*Given task:* Pictures do not belong in the copy. Return all of the entries exactly.

*Dataset entries:*
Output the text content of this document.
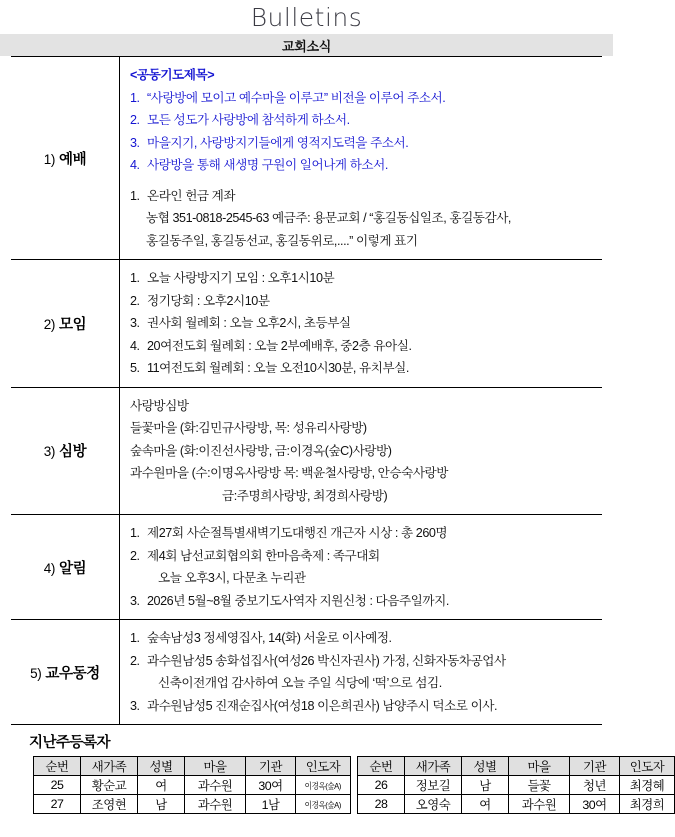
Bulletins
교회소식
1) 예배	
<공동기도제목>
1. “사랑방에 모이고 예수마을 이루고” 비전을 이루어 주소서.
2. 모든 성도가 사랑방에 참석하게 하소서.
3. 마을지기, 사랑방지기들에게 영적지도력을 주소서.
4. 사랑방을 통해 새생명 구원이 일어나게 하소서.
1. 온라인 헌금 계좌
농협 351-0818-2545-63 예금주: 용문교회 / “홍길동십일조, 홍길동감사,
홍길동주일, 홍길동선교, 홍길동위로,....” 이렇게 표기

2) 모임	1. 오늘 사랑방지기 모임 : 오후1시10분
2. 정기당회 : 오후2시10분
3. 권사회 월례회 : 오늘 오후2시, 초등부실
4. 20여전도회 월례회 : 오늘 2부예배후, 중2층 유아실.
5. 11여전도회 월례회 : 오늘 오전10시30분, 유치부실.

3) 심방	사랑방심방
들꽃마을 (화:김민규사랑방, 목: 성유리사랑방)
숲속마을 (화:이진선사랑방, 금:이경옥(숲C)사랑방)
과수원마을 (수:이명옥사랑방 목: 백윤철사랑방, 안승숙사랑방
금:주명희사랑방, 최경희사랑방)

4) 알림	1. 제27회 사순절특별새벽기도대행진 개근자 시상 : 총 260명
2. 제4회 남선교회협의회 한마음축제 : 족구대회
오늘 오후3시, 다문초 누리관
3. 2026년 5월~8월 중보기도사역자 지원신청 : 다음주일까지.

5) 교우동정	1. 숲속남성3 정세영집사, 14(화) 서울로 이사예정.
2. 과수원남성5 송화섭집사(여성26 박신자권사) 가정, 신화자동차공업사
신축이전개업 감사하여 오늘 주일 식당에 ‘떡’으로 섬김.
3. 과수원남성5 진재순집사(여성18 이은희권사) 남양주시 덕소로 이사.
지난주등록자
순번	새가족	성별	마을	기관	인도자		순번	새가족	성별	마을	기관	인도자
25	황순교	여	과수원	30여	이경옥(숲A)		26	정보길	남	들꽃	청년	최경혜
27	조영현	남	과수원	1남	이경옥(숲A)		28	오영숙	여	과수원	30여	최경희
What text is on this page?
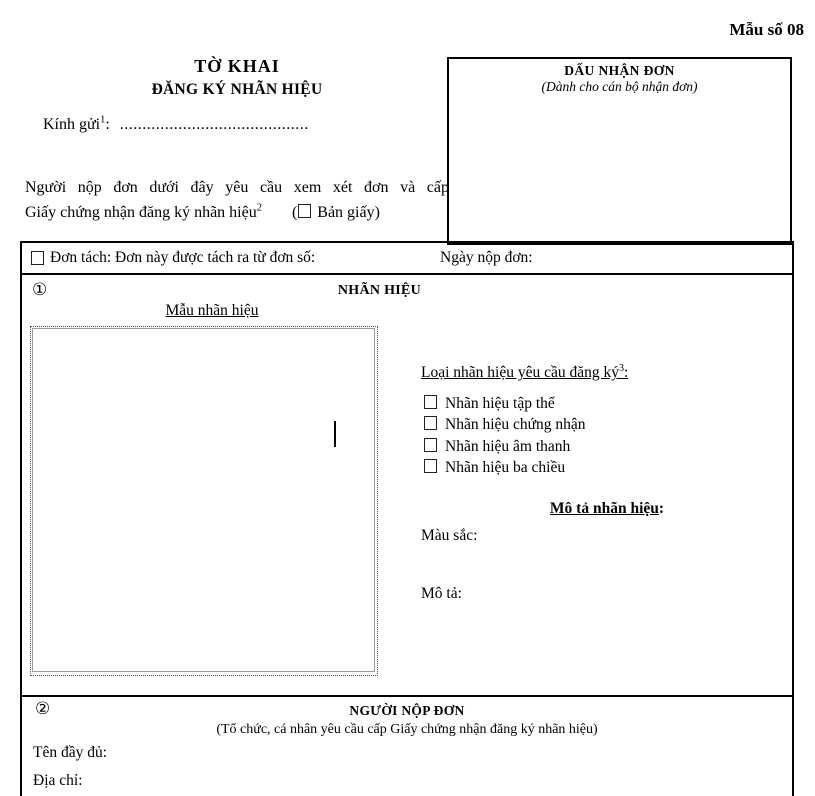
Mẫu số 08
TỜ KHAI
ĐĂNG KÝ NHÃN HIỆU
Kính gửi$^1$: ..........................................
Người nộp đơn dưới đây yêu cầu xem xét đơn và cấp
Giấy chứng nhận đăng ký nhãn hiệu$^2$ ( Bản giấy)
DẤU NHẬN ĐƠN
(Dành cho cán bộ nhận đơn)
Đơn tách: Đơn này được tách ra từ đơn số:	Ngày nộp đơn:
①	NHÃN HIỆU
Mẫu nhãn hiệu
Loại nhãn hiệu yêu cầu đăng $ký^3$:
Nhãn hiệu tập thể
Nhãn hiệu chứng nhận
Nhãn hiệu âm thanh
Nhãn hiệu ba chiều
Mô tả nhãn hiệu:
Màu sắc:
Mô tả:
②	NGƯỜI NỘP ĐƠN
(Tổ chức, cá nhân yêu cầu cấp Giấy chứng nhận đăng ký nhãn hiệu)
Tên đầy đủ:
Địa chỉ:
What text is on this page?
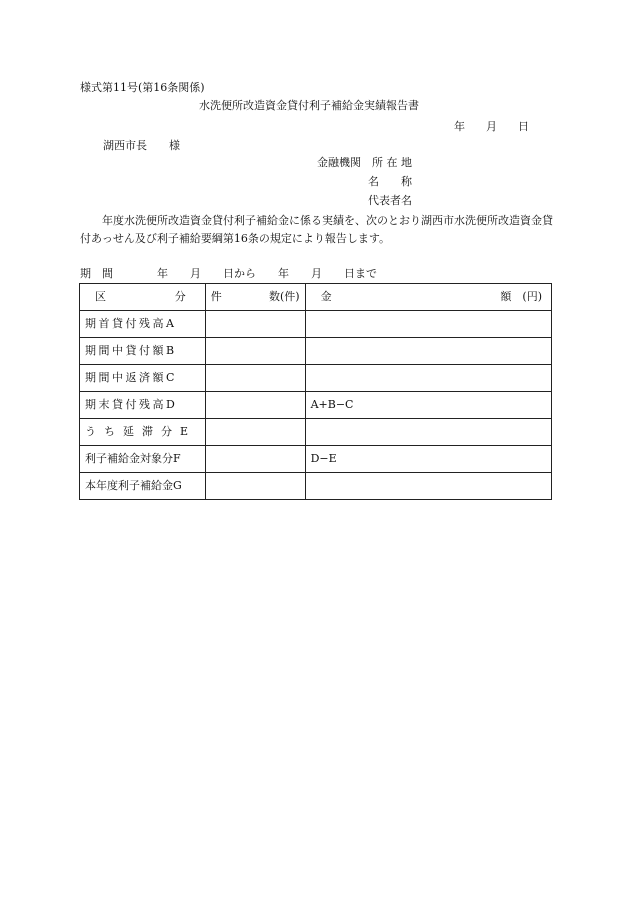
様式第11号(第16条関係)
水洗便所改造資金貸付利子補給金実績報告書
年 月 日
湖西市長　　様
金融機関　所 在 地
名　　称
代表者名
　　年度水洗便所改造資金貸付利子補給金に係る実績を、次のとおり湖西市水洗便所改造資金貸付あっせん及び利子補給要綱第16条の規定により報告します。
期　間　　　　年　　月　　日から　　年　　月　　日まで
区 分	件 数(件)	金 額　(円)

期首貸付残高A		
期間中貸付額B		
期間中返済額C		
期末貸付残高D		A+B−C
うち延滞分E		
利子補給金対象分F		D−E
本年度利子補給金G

*Task response:*
Output the text content of this document.
Bulletins
교회소식
1) 예배	
<공동기도제목>
1. “사랑방에 모이고 예수마을 이루고” 비전을 이루어 주소서.
2. 모든 성도가 사랑방에 참석하게 하소서.
3. 마을지기, 사랑방지기들에게 영적지도력을 주소서.
4. 사랑방을 통해 새생명 구원이 일어나게 하소서.
1. 온라인 헌금 계좌
농협 351-0818-2545-63 예금주: 용문교회 / “홍길동십일조, 홍길동감사,
홍길동주일, 홍길동선교, 홍길동위로,....” 이렇게 표기

2) 모임	1. 오늘 사랑방지기 모임 : 오후1시10분
2. 정기당회 : 오후2시10분
3. 권사회 월례회 : 오늘 오후2시, 초등부실
4. 20여전도회 월례회 : 오늘 2부예배후, 중2층 유아실.
5. 11여전도회 월례회 : 오늘 오전10시30분, 유치부실.

3) 심방	사랑방심방
들꽃마을 (화:김민규사랑방, 목: 성유리사랑방)
숲속마을 (화:이진선사랑방, 금:이경옥(숲C)사랑방)
과수원마을 (수:이명옥사랑방 목: 백윤철사랑방, 안승숙사랑방
금:주명희사랑방, 최경희사랑방)

4) 알림	1. 제27회 사순절특별새벽기도대행진 개근자 시상 : 총 260명
2. 제4회 남선교회협의회 한마음축제 : 족구대회
오늘 오후3시, 다문초 누리관
3. 2026년 5월~8월 중보기도사역자 지원신청 : 다음주일까지.

5) 교우동정	1. 숲속남성3 정세영집사, 14(화) 서울로 이사예정.
2. 과수원남성5 송화섭집사(여성26 박신자권사) 가정, 신화자동차공업사
신축이전개업 감사하여 오늘 주일 식당에 ‘떡’으로 섬김.
3. 과수원남성5 진재순집사(여성18 이은희권사) 남양주시 덕소로 이사.
지난주등록자
순번	새가족	성별	마을	기관	인도자		순번	새가족	성별	마을	기관	인도자
25	황순교	여	과수원	30여	이경옥(숲A)		26	정보길	남	들꽃	청년	최경혜
27	조영현	남	과수원	1남	이경옥(숲A)		28	오영숙	여	과수원	30여	최경희
What text is on this page?
Mẫu số 08
TỜ KHAI
ĐĂNG KÝ NHÃN HIỆU
Kính gửi$^1$: ..........................................
Người nộp đơn dưới đây yêu cầu xem xét đơn và cấp
Giấy chứng nhận đăng ký nhãn hiệu$^2$ ( Bản giấy)
DẤU NHẬN ĐƠN
(Dành cho cán bộ nhận đơn)
Đơn tách: Đơn này được tách ra từ đơn số:	Ngày nộp đơn:
①	NHÃN HIỆU
Mẫu nhãn hiệu
Loại nhãn hiệu yêu cầu đăng $ký^3$:
Nhãn hiệu tập thể
Nhãn hiệu chứng nhận
Nhãn hiệu âm thanh
Nhãn hiệu ba chiều
Mô tả nhãn hiệu:
Màu sắc:
Mô tả:
②	NGƯỜI NỘP ĐƠN
(Tổ chức, cá nhân yêu cầu cấp Giấy chứng nhận đăng ký nhãn hiệu)
Tên đầy đủ:
Địa chỉ:
What text is on this page?
様式第11号(第16条関係)
水洗便所改造資金貸付利子補給金実績報告書
年 月 日
湖西市長　　様
金融機関　所 在 地
名　　称
代表者名
　　年度水洗便所改造資金貸付利子補給金に係る実績を、次のとおり湖西市水洗便所改造資金貸付あっせん及び利子補給要綱第16条の規定により報告します。
期　間　　　　年　　月　　日から　　年　　月　　日まで
区 分	件 数(件)	金 額　(円)

期首貸付残高A		
期間中貸付額B		
期間中返済額C		
期末貸付残高D		A+B−C
うち延滞分E		
利子補給金対象分F		D−E
本年度利子補給金G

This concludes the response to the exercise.